## Written exercise
Below are some records: retype them all exactly, but not the pictures.

## Material for this task
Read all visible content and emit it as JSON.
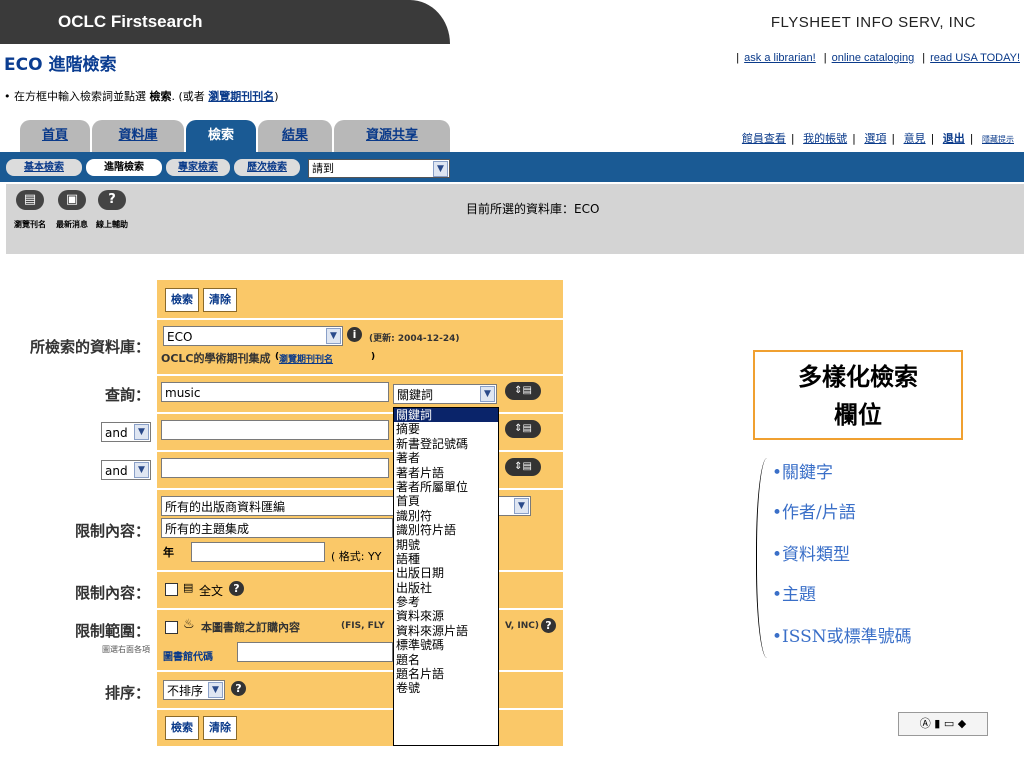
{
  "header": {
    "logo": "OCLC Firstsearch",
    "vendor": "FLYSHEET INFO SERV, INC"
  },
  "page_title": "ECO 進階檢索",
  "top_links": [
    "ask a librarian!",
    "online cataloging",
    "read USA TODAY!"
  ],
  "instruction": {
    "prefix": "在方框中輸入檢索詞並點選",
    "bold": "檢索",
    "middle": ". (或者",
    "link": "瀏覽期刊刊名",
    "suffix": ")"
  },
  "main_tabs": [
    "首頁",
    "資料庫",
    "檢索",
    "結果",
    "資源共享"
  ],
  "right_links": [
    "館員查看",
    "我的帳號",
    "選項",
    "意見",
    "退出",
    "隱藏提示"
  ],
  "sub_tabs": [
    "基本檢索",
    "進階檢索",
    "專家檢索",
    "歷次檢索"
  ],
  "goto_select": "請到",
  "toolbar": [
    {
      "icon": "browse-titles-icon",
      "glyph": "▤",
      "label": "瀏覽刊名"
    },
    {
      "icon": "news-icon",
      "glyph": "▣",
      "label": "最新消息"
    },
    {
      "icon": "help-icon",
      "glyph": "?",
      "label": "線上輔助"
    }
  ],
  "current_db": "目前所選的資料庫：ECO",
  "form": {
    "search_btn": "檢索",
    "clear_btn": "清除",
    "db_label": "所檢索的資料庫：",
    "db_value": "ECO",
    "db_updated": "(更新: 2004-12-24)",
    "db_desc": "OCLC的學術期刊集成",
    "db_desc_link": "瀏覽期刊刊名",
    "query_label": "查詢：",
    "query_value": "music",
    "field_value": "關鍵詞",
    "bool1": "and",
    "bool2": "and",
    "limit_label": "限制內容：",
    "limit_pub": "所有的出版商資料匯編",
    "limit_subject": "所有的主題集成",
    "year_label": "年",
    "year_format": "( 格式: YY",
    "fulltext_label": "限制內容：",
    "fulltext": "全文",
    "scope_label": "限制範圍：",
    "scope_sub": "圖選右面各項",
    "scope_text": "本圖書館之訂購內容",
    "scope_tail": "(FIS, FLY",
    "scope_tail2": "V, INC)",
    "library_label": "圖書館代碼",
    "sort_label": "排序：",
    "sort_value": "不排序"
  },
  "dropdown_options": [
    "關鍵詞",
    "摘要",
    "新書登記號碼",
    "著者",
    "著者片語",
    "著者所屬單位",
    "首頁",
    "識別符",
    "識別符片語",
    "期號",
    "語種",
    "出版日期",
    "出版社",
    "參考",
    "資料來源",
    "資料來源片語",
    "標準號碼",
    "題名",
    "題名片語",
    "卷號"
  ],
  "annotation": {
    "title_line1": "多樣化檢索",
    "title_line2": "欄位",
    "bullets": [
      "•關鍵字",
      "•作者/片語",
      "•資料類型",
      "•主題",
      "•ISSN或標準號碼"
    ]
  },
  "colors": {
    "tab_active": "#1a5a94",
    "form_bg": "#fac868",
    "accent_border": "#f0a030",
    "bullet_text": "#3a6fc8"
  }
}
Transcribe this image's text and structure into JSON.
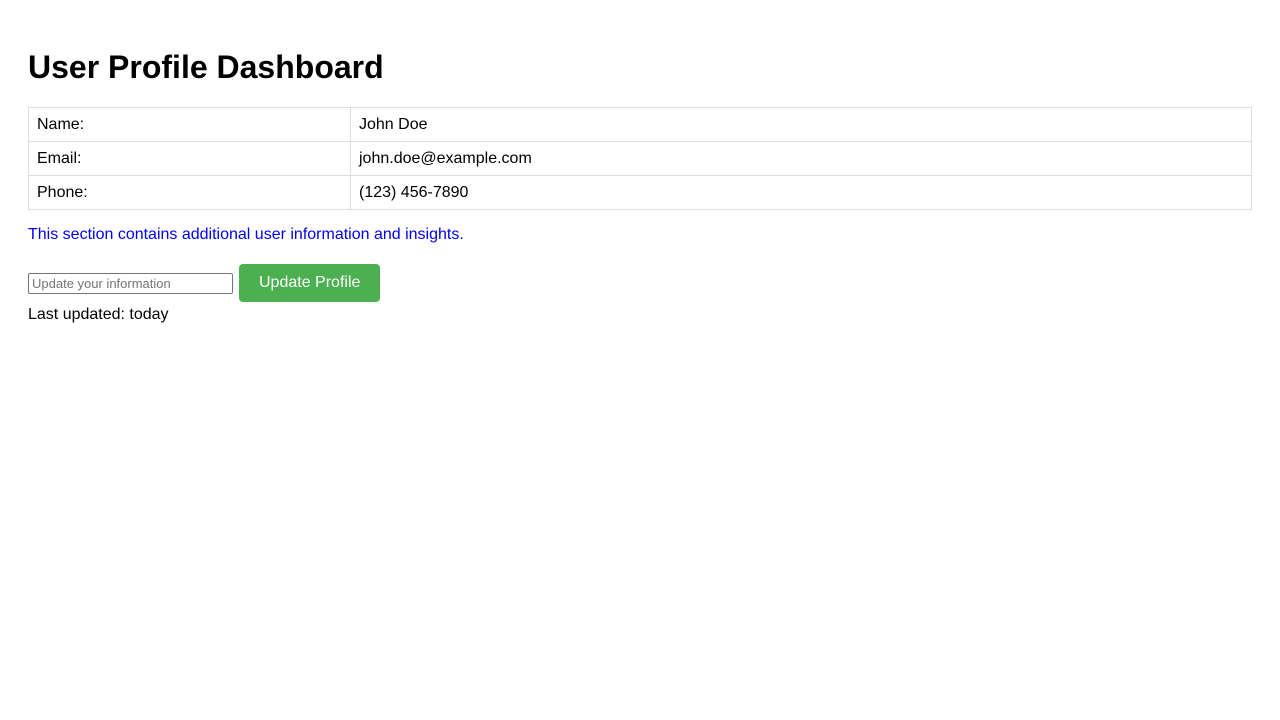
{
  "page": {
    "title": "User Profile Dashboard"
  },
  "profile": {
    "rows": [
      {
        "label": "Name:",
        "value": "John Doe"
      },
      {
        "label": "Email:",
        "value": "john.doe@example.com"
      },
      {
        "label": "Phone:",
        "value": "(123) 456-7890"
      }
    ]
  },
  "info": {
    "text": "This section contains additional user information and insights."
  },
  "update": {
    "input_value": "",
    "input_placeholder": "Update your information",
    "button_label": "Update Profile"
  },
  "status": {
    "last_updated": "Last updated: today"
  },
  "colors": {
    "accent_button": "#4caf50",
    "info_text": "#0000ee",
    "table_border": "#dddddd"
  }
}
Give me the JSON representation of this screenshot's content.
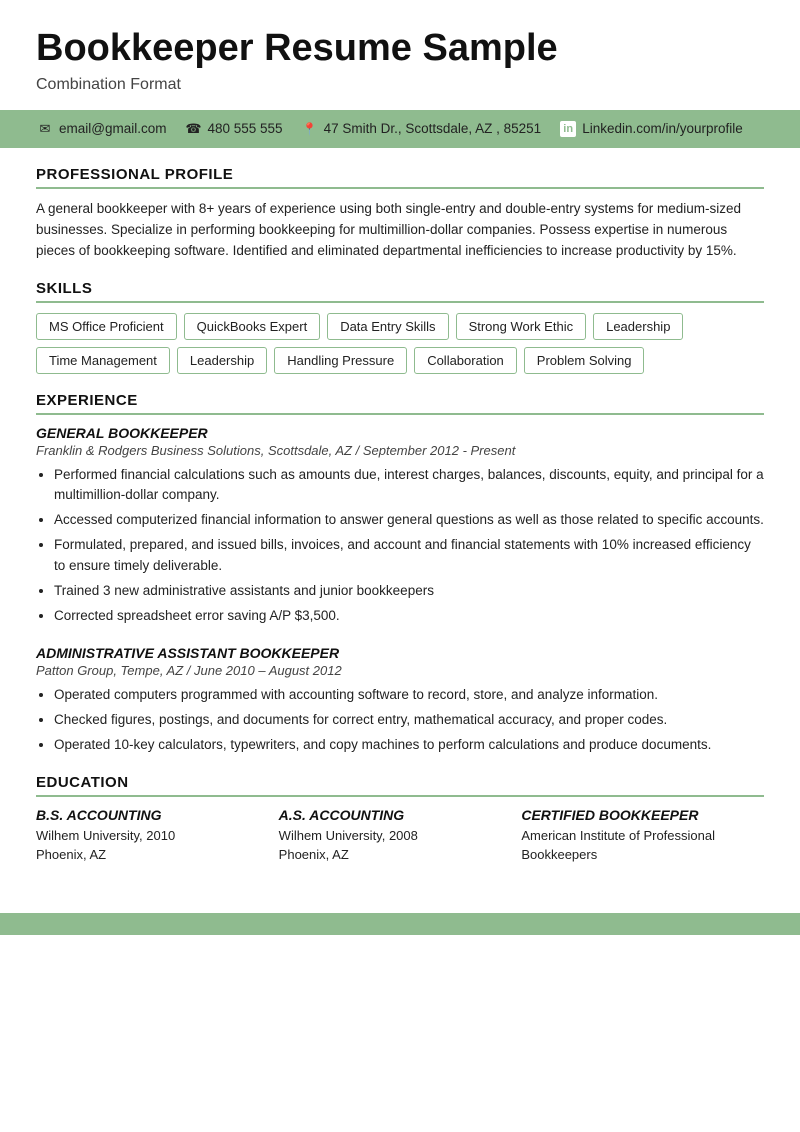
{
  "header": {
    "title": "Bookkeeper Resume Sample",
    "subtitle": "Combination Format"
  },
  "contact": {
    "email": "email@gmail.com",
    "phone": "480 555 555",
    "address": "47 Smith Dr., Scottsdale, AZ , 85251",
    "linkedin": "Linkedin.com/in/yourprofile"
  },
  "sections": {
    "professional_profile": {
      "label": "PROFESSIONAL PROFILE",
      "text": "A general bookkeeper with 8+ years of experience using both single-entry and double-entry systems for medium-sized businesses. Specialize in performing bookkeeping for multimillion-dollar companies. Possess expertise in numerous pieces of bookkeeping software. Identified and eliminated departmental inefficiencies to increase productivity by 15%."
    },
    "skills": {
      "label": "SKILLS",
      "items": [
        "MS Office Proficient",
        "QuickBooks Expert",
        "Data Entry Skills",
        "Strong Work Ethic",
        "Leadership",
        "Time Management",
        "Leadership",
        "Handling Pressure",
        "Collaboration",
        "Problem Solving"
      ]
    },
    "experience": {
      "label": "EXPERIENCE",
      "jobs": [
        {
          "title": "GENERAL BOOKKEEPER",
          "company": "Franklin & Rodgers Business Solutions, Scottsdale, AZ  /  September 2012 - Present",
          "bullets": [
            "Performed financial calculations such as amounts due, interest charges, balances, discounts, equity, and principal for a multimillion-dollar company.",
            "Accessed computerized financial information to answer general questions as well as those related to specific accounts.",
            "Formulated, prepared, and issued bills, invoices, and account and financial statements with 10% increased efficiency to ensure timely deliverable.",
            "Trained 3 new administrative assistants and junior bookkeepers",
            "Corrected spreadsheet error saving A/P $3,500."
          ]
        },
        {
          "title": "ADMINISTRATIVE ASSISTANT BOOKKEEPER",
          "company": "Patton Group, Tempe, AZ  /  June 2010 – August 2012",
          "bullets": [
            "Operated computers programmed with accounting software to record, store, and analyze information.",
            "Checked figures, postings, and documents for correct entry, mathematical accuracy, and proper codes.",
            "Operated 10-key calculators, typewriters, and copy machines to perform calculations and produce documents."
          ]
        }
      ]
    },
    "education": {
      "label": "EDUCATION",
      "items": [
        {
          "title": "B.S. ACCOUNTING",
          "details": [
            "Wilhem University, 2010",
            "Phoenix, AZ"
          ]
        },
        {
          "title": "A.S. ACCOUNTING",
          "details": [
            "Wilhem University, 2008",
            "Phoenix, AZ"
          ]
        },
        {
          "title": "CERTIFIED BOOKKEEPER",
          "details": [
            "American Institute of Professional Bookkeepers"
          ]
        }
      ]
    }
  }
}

## Result of this task
Read all visible content and emit it as JSON.
{
  "header": {
    "logo": "OCLC Firstsearch",
    "vendor": "FLYSHEET INFO SERV, INC"
  },
  "page_title": "ECO 進階檢索",
  "top_links": [
    "ask a librarian!",
    "online cataloging",
    "read USA TODAY!"
  ],
  "instruction": {
    "prefix": "在方框中輸入檢索詞並點選",
    "bold": "檢索",
    "middle": ". (或者",
    "link": "瀏覽期刊刊名",
    "suffix": ")"
  },
  "main_tabs": [
    "首頁",
    "資料庫",
    "檢索",
    "結果",
    "資源共享"
  ],
  "right_links": [
    "館員查看",
    "我的帳號",
    "選項",
    "意見",
    "退出",
    "隱藏提示"
  ],
  "sub_tabs": [
    "基本檢索",
    "進階檢索",
    "專家檢索",
    "歷次檢索"
  ],
  "goto_select": "請到",
  "toolbar": [
    {
      "icon": "browse-titles-icon",
      "glyph": "▤",
      "label": "瀏覽刊名"
    },
    {
      "icon": "news-icon",
      "glyph": "▣",
      "label": "最新消息"
    },
    {
      "icon": "help-icon",
      "glyph": "?",
      "label": "線上輔助"
    }
  ],
  "current_db": "目前所選的資料庫：ECO",
  "form": {
    "search_btn": "檢索",
    "clear_btn": "清除",
    "db_label": "所檢索的資料庫：",
    "db_value": "ECO",
    "db_updated": "(更新: 2004-12-24)",
    "db_desc": "OCLC的學術期刊集成",
    "db_desc_link": "瀏覽期刊刊名",
    "query_label": "查詢：",
    "query_value": "music",
    "field_value": "關鍵詞",
    "bool1": "and",
    "bool2": "and",
    "limit_label": "限制內容：",
    "limit_pub": "所有的出版商資料匯編",
    "limit_subject": "所有的主題集成",
    "year_label": "年",
    "year_format": "( 格式: YY",
    "fulltext_label": "限制內容：",
    "fulltext": "全文",
    "scope_label": "限制範圍：",
    "scope_sub": "圖選右面各項",
    "scope_text": "本圖書館之訂購內容",
    "scope_tail": "(FIS, FLY",
    "scope_tail2": "V, INC)",
    "library_label": "圖書館代碼",
    "sort_label": "排序：",
    "sort_value": "不排序"
  },
  "dropdown_options": [
    "關鍵詞",
    "摘要",
    "新書登記號碼",
    "著者",
    "著者片語",
    "著者所屬單位",
    "首頁",
    "識別符",
    "識別符片語",
    "期號",
    "語種",
    "出版日期",
    "出版社",
    "參考",
    "資料來源",
    "資料來源片語",
    "標準號碼",
    "題名",
    "題名片語",
    "卷號"
  ],
  "annotation": {
    "title_line1": "多樣化檢索",
    "title_line2": "欄位",
    "bullets": [
      "•關鍵字",
      "•作者/片語",
      "•資料類型",
      "•主題",
      "•ISSN或標準號碼"
    ]
  },
  "colors": {
    "tab_active": "#1a5a94",
    "form_bg": "#fac868",
    "accent_border": "#f0a030",
    "bullet_text": "#3a6fc8"
  }
}
Transcribe this image's text and structure into JSON.
{
  "page": {
    "title": "User Profile Dashboard"
  },
  "profile": {
    "rows": [
      {
        "label": "Name:",
        "value": "John Doe"
      },
      {
        "label": "Email:",
        "value": "john.doe@example.com"
      },
      {
        "label": "Phone:",
        "value": "(123) 456-7890"
      }
    ]
  },
  "info": {
    "text": "This section contains additional user information and insights."
  },
  "update": {
    "input_value": "",
    "input_placeholder": "Update your information",
    "button_label": "Update Profile"
  },
  "status": {
    "last_updated": "Last updated: today"
  },
  "colors": {
    "accent_button": "#4caf50",
    "info_text": "#0000ee",
    "table_border": "#dddddd"
  }
}
Give me the JSON representation of this screenshot's content.
{
  "header": {
    "title": "Bookkeeper Resume Sample",
    "subtitle": "Combination Format"
  },
  "contact": {
    "email": "email@gmail.com",
    "phone": "480 555 555",
    "address": "47 Smith Dr., Scottsdale, AZ , 85251",
    "linkedin": "Linkedin.com/in/yourprofile"
  },
  "sections": {
    "professional_profile": {
      "label": "PROFESSIONAL PROFILE",
      "text": "A general bookkeeper with 8+ years of experience using both single-entry and double-entry systems for medium-sized businesses. Specialize in performing bookkeeping for multimillion-dollar companies. Possess expertise in numerous pieces of bookkeeping software. Identified and eliminated departmental inefficiencies to increase productivity by 15%."
    },
    "skills": {
      "label": "SKILLS",
      "items": [
        "MS Office Proficient",
        "QuickBooks Expert",
        "Data Entry Skills",
        "Strong Work Ethic",
        "Leadership",
        "Time Management",
        "Leadership",
        "Handling Pressure",
        "Collaboration",
        "Problem Solving"
      ]
    },
    "experience": {
      "label": "EXPERIENCE",
      "jobs": [
        {
          "title": "GENERAL BOOKKEEPER",
          "company": "Franklin & Rodgers Business Solutions, Scottsdale, AZ  /  September 2012 - Present",
          "bullets": [
            "Performed financial calculations such as amounts due, interest charges, balances, discounts, equity, and principal for a multimillion-dollar company.",
            "Accessed computerized financial information to answer general questions as well as those related to specific accounts.",
            "Formulated, prepared, and issued bills, invoices, and account and financial statements with 10% increased efficiency to ensure timely deliverable.",
            "Trained 3 new administrative assistants and junior bookkeepers",
            "Corrected spreadsheet error saving A/P $3,500."
          ]
        },
        {
          "title": "ADMINISTRATIVE ASSISTANT BOOKKEEPER",
          "company": "Patton Group, Tempe, AZ  /  June 2010 – August 2012",
          "bullets": [
            "Operated computers programmed with accounting software to record, store, and analyze information.",
            "Checked figures, postings, and documents for correct entry, mathematical accuracy, and proper codes.",
            "Operated 10-key calculators, typewriters, and copy machines to perform calculations and produce documents."
          ]
        }
      ]
    },
    "education": {
      "label": "EDUCATION",
      "items": [
        {
          "title": "B.S. ACCOUNTING",
          "details": [
            "Wilhem University, 2010",
            "Phoenix, AZ"
          ]
        },
        {
          "title": "A.S. ACCOUNTING",
          "details": [
            "Wilhem University, 2008",
            "Phoenix, AZ"
          ]
        },
        {
          "title": "CERTIFIED BOOKKEEPER",
          "details": [
            "American Institute of Professional Bookkeepers"
          ]
        }
      ]
    }
  }
}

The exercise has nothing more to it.